**Problem to solve:** Your task is to repeat the entries underneath exactly, minus the pictures.

**Data rows:**

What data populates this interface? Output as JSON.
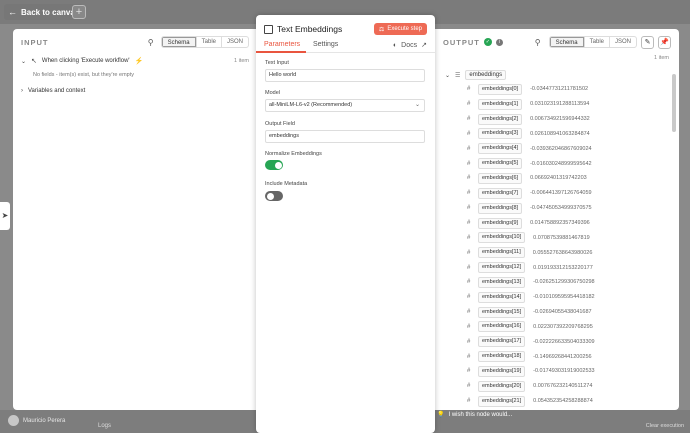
{
  "canvas": {
    "back_label": "Back to canvas",
    "user_name": "Mauricio Perera",
    "logs_label": "Logs",
    "clear_execution": "Clear execution",
    "wish_label": "I wish this node would..."
  },
  "input_panel": {
    "title": "INPUT",
    "view_options": [
      "Schema",
      "Table",
      "JSON"
    ],
    "selected_view": "Schema",
    "trigger_label": "When clicking 'Execute workflow'",
    "items_count": "1 item",
    "no_fields_text": "No fields - item(s) exist, but they're empty",
    "variables_label": "Variables and context"
  },
  "node": {
    "title": "Text Embeddings",
    "execute_label": "Execute step",
    "tabs": [
      "Parameters",
      "Settings"
    ],
    "active_tab": "Parameters",
    "docs_label": "Docs",
    "fields": {
      "text_input_label": "Text Input",
      "text_input_value": "Hello world",
      "model_label": "Model",
      "model_value": "all-MiniLM-L6-v2 (Recommended)",
      "output_field_label": "Output Field",
      "output_field_value": "embeddings",
      "normalize_label": "Normalize Embeddings",
      "normalize_on": true,
      "include_metadata_label": "Include Metadata",
      "include_metadata_on": false
    }
  },
  "output_panel": {
    "title": "OUTPUT",
    "view_options": [
      "Schema",
      "Table",
      "JSON"
    ],
    "selected_view": "Schema",
    "items_count": "1 item",
    "root_label": "embeddings",
    "embeddings": [
      {
        "key": "embeddings[0]",
        "value": "-0.0344773121178150​2"
      },
      {
        "key": "embeddings[1]",
        "value": "0.031023191288113594"
      },
      {
        "key": "embeddings[2]",
        "value": "0.006734921596944332"
      },
      {
        "key": "embeddings[3]",
        "value": "0.02610894106328487​4"
      },
      {
        "key": "embeddings[4]",
        "value": "-0.039362046867609024"
      },
      {
        "key": "embeddings[5]",
        "value": "-0.01603024899959564​2"
      },
      {
        "key": "embeddings[6]",
        "value": "0.0669240131974220​3"
      },
      {
        "key": "embeddings[7]",
        "value": "-0.006441397126764059"
      },
      {
        "key": "embeddings[8]",
        "value": "-0.047450534999370575"
      },
      {
        "key": "embeddings[9]",
        "value": "0.014758892357349396"
      },
      {
        "key": "embeddings[10]",
        "value": "0.07087539881467819"
      },
      {
        "key": "embeddings[11]",
        "value": "0.055527638643980026"
      },
      {
        "key": "embeddings[12]",
        "value": "0.019193312153220177"
      },
      {
        "key": "embeddings[13]",
        "value": "-0.026251299306750298"
      },
      {
        "key": "embeddings[14]",
        "value": "-0.010109595954418182"
      },
      {
        "key": "embeddings[15]",
        "value": "-0.02694055438041687"
      },
      {
        "key": "embeddings[16]",
        "value": "0.022307392209768295"
      },
      {
        "key": "embeddings[17]",
        "value": "-0.022226633504033309"
      },
      {
        "key": "embeddings[18]",
        "value": "-0.14969268441200256"
      },
      {
        "key": "embeddings[19]",
        "value": "-0.017493031919002533"
      },
      {
        "key": "embeddings[20]",
        "value": "0.007676232140511274"
      },
      {
        "key": "embeddings[21]",
        "value": "0.054352354258288874"
      }
    ]
  },
  "colors": {
    "accent": "#e9553f",
    "execute_button": "#ee6a55",
    "toggle_on": "#27a554",
    "success": "#27a554"
  }
}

**Output of the task:**
What data populates this interface? Output as JSON.
{
  "canvas": {
    "back_label": "Back to canvas",
    "user_name": "Mauricio Perera",
    "logs_label": "Logs",
    "clear_execution": "Clear execution",
    "wish_label": "I wish this node would..."
  },
  "input_panel": {
    "title": "INPUT",
    "view_options": [
      "Schema",
      "Table",
      "JSON"
    ],
    "selected_view": "Schema",
    "trigger_label": "When clicking 'Execute workflow'",
    "items_count": "1 item",
    "no_fields_text": "No fields - item(s) exist, but they're empty",
    "variables_label": "Variables and context"
  },
  "node": {
    "title": "Text Embeddings",
    "execute_label": "Execute step",
    "tabs": [
      "Parameters",
      "Settings"
    ],
    "active_tab": "Parameters",
    "docs_label": "Docs",
    "fields": {
      "text_input_label": "Text Input",
      "text_input_value": "Hello world",
      "model_label": "Model",
      "model_value": "all-MiniLM-L6-v2 (Recommended)",
      "output_field_label": "Output Field",
      "output_field_value": "embeddings",
      "normalize_label": "Normalize Embeddings",
      "normalize_on": true,
      "include_metadata_label": "Include Metadata",
      "include_metadata_on": false
    }
  },
  "output_panel": {
    "title": "OUTPUT",
    "view_options": [
      "Schema",
      "Table",
      "JSON"
    ],
    "selected_view": "Schema",
    "items_count": "1 item",
    "root_label": "embeddings",
    "embeddings": [
      {
        "key": "embeddings[0]",
        "value": "-0.0344773121178150​2"
      },
      {
        "key": "embeddings[1]",
        "value": "0.031023191288113594"
      },
      {
        "key": "embeddings[2]",
        "value": "0.006734921596944332"
      },
      {
        "key": "embeddings[3]",
        "value": "0.02610894106328487​4"
      },
      {
        "key": "embeddings[4]",
        "value": "-0.039362046867609024"
      },
      {
        "key": "embeddings[5]",
        "value": "-0.01603024899959564​2"
      },
      {
        "key": "embeddings[6]",
        "value": "0.0669240131974220​3"
      },
      {
        "key": "embeddings[7]",
        "value": "-0.006441397126764059"
      },
      {
        "key": "embeddings[8]",
        "value": "-0.047450534999370575"
      },
      {
        "key": "embeddings[9]",
        "value": "0.014758892357349396"
      },
      {
        "key": "embeddings[10]",
        "value": "0.07087539881467819"
      },
      {
        "key": "embeddings[11]",
        "value": "0.055527638643980026"
      },
      {
        "key": "embeddings[12]",
        "value": "0.019193312153220177"
      },
      {
        "key": "embeddings[13]",
        "value": "-0.026251299306750298"
      },
      {
        "key": "embeddings[14]",
        "value": "-0.010109595954418182"
      },
      {
        "key": "embeddings[15]",
        "value": "-0.02694055438041687"
      },
      {
        "key": "embeddings[16]",
        "value": "0.022307392209768295"
      },
      {
        "key": "embeddings[17]",
        "value": "-0.022226633504033309"
      },
      {
        "key": "embeddings[18]",
        "value": "-0.14969268441200256"
      },
      {
        "key": "embeddings[19]",
        "value": "-0.017493031919002533"
      },
      {
        "key": "embeddings[20]",
        "value": "0.007676232140511274"
      },
      {
        "key": "embeddings[21]",
        "value": "0.054352354258288874"
      }
    ]
  },
  "colors": {
    "accent": "#e9553f",
    "execute_button": "#ee6a55",
    "toggle_on": "#27a554",
    "success": "#27a554"
  }
}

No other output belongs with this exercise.